> Short problem
Extract each line bearing the word "Allows".

> Figure contents as structured data
— START —

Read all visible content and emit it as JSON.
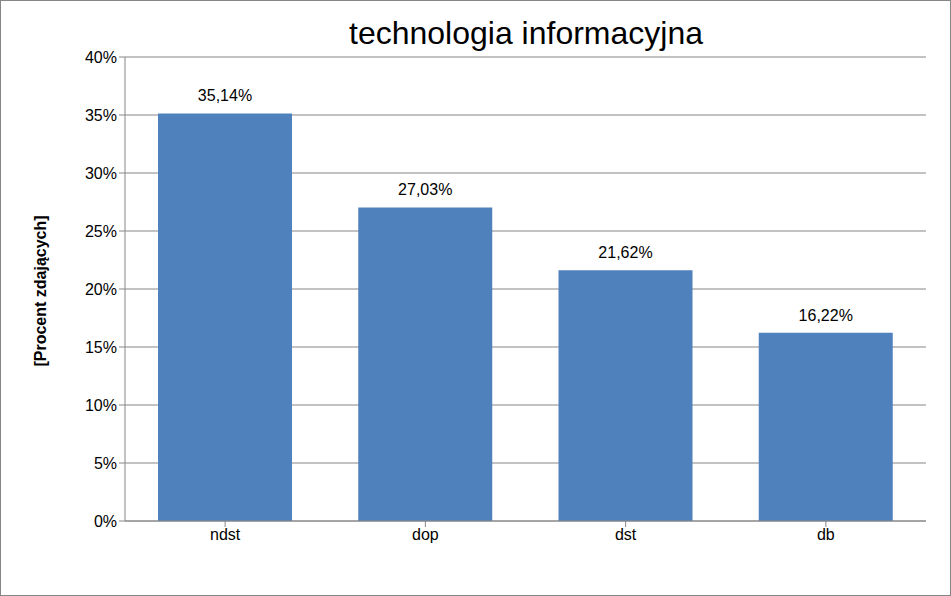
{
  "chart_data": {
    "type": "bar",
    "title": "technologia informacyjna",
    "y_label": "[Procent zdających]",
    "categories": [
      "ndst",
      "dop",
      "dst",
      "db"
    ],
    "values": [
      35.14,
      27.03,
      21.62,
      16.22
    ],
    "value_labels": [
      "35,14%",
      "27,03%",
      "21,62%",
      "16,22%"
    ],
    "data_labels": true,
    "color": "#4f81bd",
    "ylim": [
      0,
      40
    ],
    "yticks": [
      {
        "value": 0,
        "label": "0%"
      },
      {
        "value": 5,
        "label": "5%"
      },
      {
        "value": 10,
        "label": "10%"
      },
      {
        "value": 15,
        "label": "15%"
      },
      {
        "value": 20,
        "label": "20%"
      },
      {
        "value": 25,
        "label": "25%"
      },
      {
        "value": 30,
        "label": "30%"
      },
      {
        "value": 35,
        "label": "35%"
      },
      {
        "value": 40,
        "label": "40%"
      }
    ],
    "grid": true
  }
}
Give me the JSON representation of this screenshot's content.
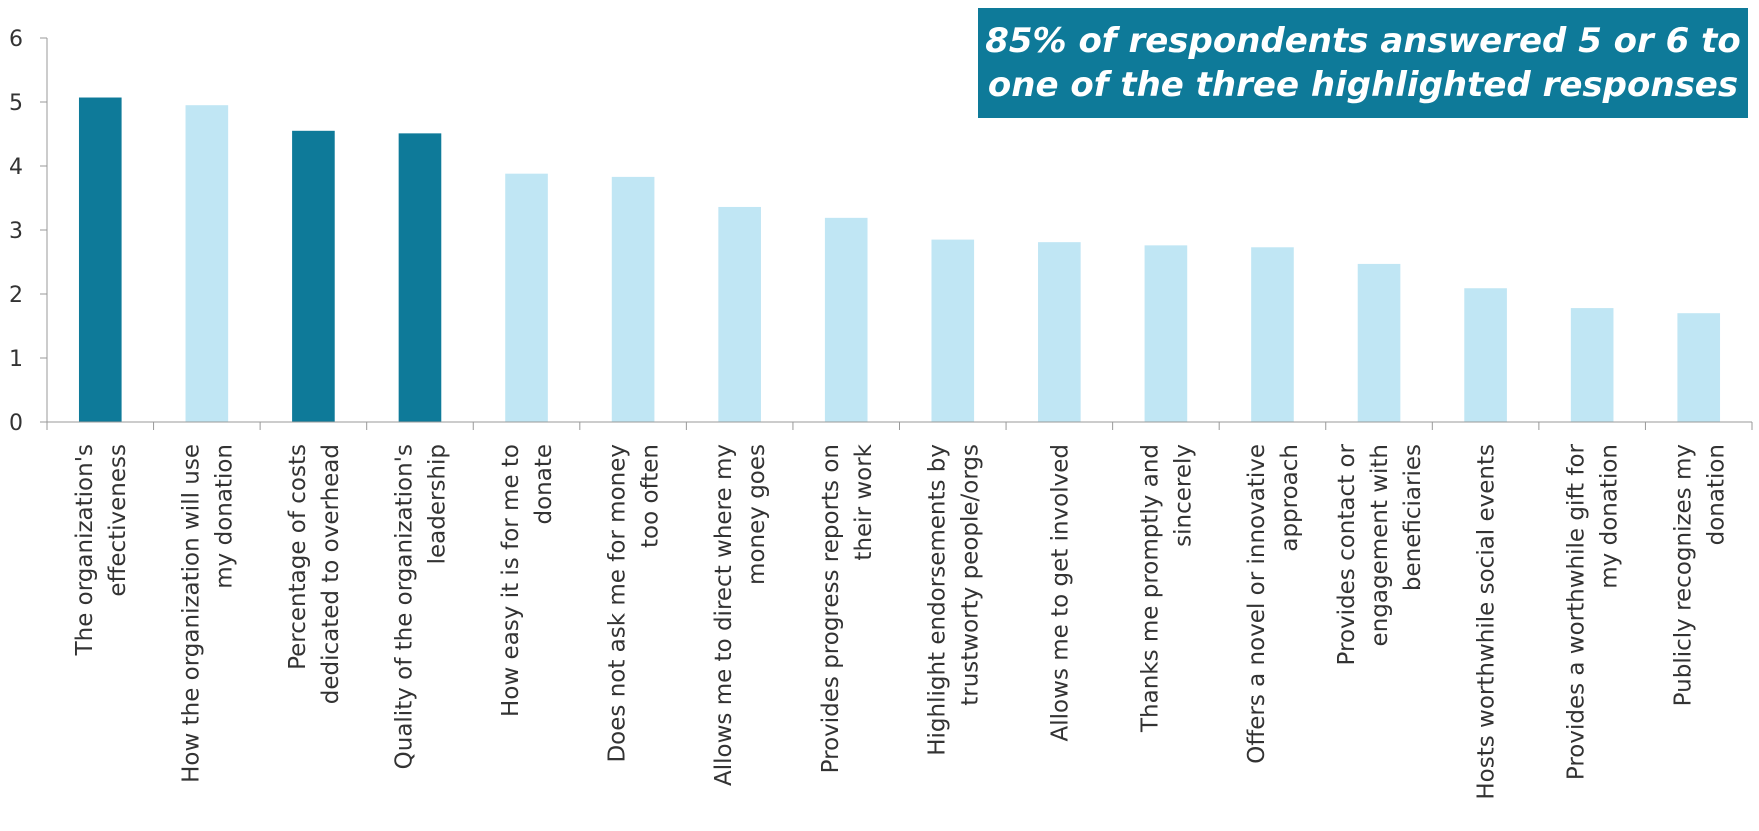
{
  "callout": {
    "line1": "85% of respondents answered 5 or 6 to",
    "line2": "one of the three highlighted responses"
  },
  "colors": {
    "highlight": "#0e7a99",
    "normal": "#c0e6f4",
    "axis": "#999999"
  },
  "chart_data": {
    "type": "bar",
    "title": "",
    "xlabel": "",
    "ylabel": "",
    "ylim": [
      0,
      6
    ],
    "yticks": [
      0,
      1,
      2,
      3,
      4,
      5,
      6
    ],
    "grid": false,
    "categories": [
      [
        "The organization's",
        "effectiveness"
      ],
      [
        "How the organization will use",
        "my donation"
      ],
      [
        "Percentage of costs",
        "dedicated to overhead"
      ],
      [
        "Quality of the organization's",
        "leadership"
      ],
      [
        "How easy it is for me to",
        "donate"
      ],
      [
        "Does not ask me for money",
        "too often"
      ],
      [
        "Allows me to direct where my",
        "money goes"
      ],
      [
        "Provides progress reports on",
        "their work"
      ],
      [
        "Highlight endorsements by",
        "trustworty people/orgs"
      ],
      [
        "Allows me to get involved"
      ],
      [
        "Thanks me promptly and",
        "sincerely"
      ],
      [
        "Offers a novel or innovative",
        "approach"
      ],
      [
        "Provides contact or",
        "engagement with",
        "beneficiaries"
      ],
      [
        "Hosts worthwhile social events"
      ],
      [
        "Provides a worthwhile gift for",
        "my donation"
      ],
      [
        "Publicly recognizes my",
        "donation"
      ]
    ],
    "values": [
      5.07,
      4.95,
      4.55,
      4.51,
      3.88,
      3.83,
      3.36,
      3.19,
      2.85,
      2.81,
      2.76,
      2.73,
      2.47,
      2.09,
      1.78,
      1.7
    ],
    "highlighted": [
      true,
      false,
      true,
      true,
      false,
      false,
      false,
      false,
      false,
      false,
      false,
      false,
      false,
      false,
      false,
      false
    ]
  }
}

— END —

> Task output
        "Allows me to direct where my",
        "Allows me to get involved"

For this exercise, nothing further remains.